WORK TO DO: Return every line of the records below verbatim, with no pictures in the copy.

INFORMATION SUPPLIED:
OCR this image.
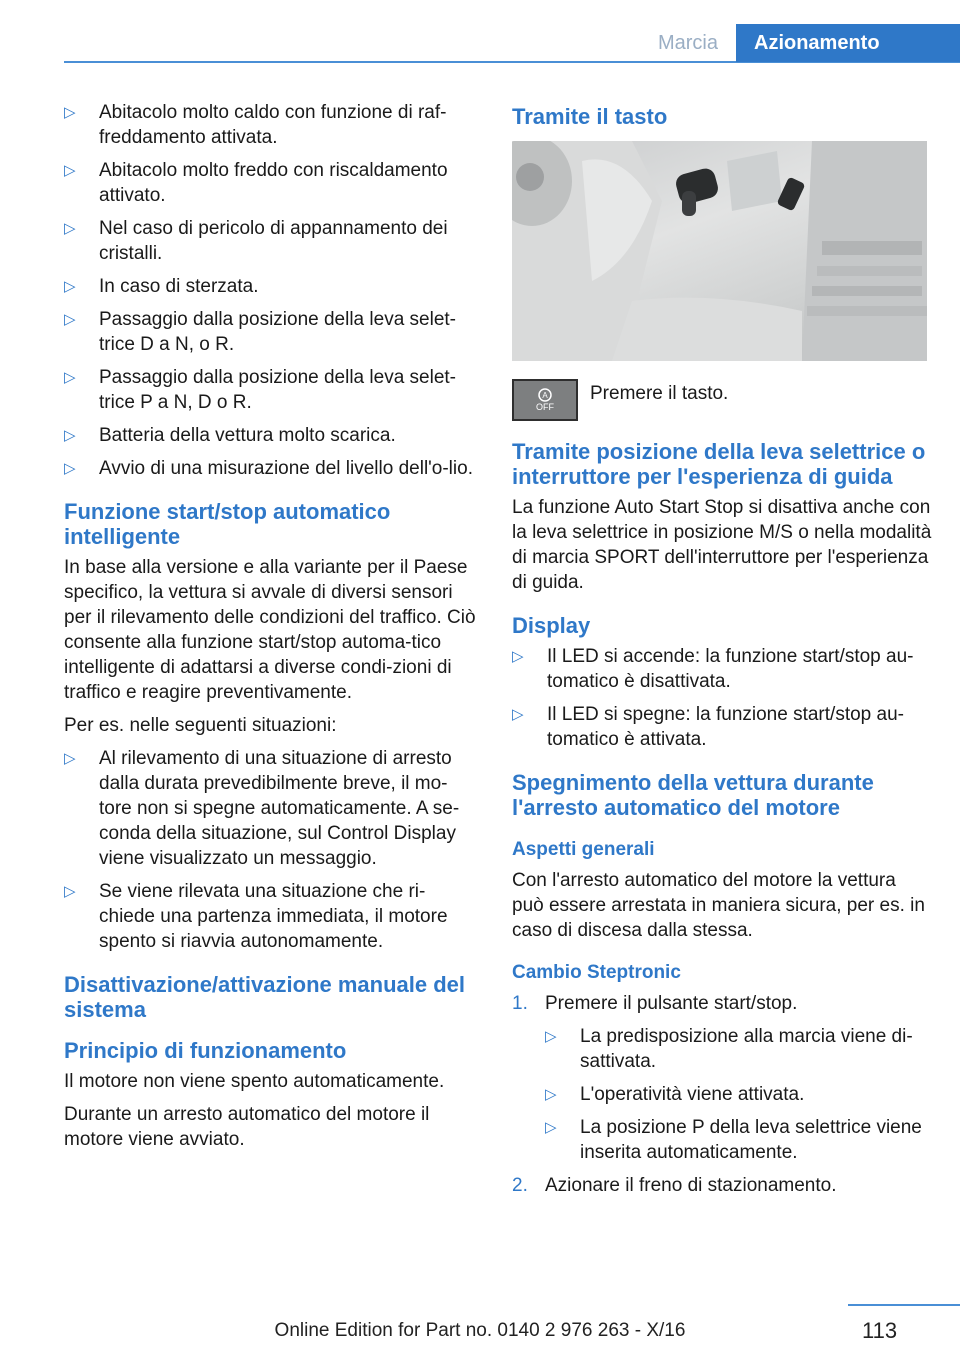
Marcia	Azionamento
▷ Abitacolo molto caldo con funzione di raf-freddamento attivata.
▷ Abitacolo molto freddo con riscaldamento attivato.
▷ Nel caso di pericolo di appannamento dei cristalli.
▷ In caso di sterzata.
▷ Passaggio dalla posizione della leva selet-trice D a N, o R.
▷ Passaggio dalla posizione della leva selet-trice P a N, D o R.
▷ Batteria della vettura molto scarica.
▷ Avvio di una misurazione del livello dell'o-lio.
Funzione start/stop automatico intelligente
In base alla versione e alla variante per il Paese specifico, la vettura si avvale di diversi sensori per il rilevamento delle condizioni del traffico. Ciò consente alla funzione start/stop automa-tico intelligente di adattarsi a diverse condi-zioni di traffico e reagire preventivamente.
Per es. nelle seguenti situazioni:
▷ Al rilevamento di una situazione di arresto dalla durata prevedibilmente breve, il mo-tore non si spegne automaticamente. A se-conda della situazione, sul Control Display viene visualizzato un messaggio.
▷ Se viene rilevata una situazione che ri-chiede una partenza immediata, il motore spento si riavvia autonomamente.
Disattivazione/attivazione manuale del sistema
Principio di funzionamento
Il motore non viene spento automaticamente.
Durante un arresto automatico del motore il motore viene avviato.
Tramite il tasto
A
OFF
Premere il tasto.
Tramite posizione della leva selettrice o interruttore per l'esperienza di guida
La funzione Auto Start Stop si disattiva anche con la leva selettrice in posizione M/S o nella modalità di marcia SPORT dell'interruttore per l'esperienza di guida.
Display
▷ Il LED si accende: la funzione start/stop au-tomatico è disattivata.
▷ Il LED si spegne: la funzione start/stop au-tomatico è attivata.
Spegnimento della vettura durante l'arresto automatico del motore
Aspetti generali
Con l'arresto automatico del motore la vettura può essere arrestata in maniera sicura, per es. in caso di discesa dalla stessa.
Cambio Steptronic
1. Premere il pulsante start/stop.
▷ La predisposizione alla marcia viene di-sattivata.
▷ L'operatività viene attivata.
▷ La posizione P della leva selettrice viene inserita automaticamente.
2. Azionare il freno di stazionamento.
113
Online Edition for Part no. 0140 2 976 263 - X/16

THE RESPONSE:
OCR this image.
Marcia	Azionamento
▷ Abitacolo molto caldo con funzione di raf-freddamento attivata.
▷ Abitacolo molto freddo con riscaldamento attivato.
▷ Nel caso di pericolo di appannamento dei cristalli.
▷ In caso di sterzata.
▷ Passaggio dalla posizione della leva selet-trice D a N, o R.
▷ Passaggio dalla posizione della leva selet-trice P a N, D o R.
▷ Batteria della vettura molto scarica.
▷ Avvio di una misurazione del livello dell'o-lio.
Funzione start/stop automatico intelligente
In base alla versione e alla variante per il Paese specifico, la vettura si avvale di diversi sensori per il rilevamento delle condizioni del traffico. Ciò consente alla funzione start/stop automa-tico intelligente di adattarsi a diverse condi-zioni di traffico e reagire preventivamente.
Per es. nelle seguenti situazioni:
▷ Al rilevamento di una situazione di arresto dalla durata prevedibilmente breve, il mo-tore non si spegne automaticamente. A se-conda della situazione, sul Control Display viene visualizzato un messaggio.
▷ Se viene rilevata una situazione che ri-chiede una partenza immediata, il motore spento si riavvia autonomamente.
Disattivazione/attivazione manuale del sistema
Principio di funzionamento
Il motore non viene spento automaticamente.
Durante un arresto automatico del motore il motore viene avviato.
Tramite il tasto
A
OFF
Premere il tasto.
Tramite posizione della leva selettrice o interruttore per l'esperienza di guida
La funzione Auto Start Stop si disattiva anche con la leva selettrice in posizione M/S o nella modalità di marcia SPORT dell'interruttore per l'esperienza di guida.
Display
▷ Il LED si accende: la funzione start/stop au-tomatico è disattivata.
▷ Il LED si spegne: la funzione start/stop au-tomatico è attivata.
Spegnimento della vettura durante l'arresto automatico del motore
Aspetti generali
Con l'arresto automatico del motore la vettura può essere arrestata in maniera sicura, per es. in caso di discesa dalla stessa.
Cambio Steptronic
1. Premere il pulsante start/stop.
▷ La predisposizione alla marcia viene di-sattivata.
▷ L'operatività viene attivata.
▷ La posizione P della leva selettrice viene inserita automaticamente.
2. Azionare il freno di stazionamento.
113
Online Edition for Part no. 0140 2 976 263 - X/16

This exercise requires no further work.